**Task description**
Each line that holds the word "name" counts once; report how many lines do so and nothing else.

**Collected data**
** start **

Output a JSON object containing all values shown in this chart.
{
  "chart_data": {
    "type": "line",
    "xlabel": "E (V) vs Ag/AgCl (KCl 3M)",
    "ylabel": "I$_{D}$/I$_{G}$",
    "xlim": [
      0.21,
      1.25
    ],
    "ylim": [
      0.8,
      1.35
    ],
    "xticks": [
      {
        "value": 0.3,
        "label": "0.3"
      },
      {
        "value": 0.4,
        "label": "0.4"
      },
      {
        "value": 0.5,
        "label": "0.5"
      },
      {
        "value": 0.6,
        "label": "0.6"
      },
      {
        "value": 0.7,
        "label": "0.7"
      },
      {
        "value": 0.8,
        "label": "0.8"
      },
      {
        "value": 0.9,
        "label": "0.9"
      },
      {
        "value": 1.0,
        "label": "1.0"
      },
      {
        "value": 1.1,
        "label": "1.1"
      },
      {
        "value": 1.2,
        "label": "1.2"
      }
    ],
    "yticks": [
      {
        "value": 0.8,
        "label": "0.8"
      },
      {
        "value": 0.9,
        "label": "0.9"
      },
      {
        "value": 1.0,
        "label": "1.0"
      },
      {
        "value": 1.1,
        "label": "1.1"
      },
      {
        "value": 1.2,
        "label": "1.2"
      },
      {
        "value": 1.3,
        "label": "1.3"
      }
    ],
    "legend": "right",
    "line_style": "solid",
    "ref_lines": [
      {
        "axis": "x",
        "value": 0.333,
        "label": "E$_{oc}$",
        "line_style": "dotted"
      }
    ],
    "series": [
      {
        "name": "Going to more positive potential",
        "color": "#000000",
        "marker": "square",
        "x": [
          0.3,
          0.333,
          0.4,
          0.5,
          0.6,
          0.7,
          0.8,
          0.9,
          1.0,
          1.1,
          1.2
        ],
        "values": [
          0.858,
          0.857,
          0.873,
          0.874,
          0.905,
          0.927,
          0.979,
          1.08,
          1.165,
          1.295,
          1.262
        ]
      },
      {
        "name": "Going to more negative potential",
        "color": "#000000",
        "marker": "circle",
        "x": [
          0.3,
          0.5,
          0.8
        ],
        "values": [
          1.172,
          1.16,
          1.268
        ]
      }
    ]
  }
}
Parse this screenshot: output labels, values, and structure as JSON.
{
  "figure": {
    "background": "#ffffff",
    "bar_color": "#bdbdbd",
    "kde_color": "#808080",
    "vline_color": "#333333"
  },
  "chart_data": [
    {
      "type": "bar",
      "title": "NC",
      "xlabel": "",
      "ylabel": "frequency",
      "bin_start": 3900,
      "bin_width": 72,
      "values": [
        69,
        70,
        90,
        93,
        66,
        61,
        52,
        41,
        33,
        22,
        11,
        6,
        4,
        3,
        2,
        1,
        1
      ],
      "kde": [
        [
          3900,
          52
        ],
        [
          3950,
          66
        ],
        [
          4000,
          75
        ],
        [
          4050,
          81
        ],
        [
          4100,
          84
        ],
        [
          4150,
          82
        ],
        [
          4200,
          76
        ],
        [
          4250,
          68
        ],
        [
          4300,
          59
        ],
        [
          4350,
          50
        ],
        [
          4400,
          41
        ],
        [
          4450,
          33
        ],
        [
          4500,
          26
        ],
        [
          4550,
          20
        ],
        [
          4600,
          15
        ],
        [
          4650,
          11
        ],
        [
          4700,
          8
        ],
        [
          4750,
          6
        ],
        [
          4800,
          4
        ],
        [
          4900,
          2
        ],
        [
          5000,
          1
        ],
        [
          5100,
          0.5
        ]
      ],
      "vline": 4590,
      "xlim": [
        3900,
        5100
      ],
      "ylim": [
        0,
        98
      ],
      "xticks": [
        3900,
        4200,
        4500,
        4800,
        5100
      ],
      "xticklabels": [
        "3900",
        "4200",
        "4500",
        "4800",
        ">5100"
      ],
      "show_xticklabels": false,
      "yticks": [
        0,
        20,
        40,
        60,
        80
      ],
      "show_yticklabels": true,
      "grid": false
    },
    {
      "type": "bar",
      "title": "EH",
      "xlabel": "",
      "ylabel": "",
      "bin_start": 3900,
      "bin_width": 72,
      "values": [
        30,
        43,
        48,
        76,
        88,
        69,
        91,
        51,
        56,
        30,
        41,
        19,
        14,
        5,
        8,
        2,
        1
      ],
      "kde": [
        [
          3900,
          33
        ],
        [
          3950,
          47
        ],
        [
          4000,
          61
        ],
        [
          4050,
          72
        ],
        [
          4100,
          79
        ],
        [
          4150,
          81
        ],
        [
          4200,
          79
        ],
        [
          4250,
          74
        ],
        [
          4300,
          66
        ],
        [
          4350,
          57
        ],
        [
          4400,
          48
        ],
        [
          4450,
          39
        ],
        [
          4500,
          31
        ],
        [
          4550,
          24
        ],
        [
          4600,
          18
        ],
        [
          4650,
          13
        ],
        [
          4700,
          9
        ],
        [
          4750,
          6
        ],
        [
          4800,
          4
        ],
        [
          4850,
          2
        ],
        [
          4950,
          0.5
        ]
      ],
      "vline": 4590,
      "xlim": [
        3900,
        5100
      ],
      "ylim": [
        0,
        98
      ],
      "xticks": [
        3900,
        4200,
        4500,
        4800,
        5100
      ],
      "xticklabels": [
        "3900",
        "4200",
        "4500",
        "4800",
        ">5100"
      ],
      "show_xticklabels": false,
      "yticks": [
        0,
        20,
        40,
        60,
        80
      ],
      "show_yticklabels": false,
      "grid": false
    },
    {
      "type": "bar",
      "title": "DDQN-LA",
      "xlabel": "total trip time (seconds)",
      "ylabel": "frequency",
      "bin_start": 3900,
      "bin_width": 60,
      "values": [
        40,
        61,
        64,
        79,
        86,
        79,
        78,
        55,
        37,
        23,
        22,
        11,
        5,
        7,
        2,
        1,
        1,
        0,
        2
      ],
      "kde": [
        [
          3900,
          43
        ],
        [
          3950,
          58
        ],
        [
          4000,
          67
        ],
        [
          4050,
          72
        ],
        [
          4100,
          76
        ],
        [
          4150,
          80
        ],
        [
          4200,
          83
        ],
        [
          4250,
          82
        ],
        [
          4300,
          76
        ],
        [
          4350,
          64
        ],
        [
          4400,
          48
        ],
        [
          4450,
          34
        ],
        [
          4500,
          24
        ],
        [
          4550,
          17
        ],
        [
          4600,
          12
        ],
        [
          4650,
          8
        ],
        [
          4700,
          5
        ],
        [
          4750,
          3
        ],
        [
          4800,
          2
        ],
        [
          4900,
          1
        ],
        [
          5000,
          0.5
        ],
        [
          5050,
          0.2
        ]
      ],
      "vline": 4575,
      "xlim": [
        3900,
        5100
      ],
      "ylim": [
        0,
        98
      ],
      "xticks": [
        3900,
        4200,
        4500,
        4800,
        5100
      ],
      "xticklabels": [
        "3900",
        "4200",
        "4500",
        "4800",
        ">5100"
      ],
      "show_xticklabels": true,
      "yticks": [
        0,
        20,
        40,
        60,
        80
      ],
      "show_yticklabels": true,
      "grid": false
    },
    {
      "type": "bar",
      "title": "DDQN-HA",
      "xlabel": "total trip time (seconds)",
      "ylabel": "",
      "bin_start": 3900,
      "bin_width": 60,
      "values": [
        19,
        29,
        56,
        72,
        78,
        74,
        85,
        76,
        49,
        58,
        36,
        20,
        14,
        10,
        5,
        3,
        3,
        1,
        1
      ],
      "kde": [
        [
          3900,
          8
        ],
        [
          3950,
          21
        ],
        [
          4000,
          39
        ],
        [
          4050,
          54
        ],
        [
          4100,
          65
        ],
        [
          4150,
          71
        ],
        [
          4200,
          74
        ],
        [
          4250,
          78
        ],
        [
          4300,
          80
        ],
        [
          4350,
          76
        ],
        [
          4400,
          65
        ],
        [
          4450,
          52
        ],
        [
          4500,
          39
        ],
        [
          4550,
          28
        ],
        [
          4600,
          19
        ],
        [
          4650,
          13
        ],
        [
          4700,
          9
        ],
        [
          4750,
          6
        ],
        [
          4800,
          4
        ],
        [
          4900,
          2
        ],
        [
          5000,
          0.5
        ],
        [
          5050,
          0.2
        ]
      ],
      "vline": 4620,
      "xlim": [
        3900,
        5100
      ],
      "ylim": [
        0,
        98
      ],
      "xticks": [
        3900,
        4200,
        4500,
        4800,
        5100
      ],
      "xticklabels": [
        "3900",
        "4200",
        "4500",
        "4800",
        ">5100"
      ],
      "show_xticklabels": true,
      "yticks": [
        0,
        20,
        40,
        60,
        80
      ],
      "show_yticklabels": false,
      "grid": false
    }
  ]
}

** end **

**Task solution**
2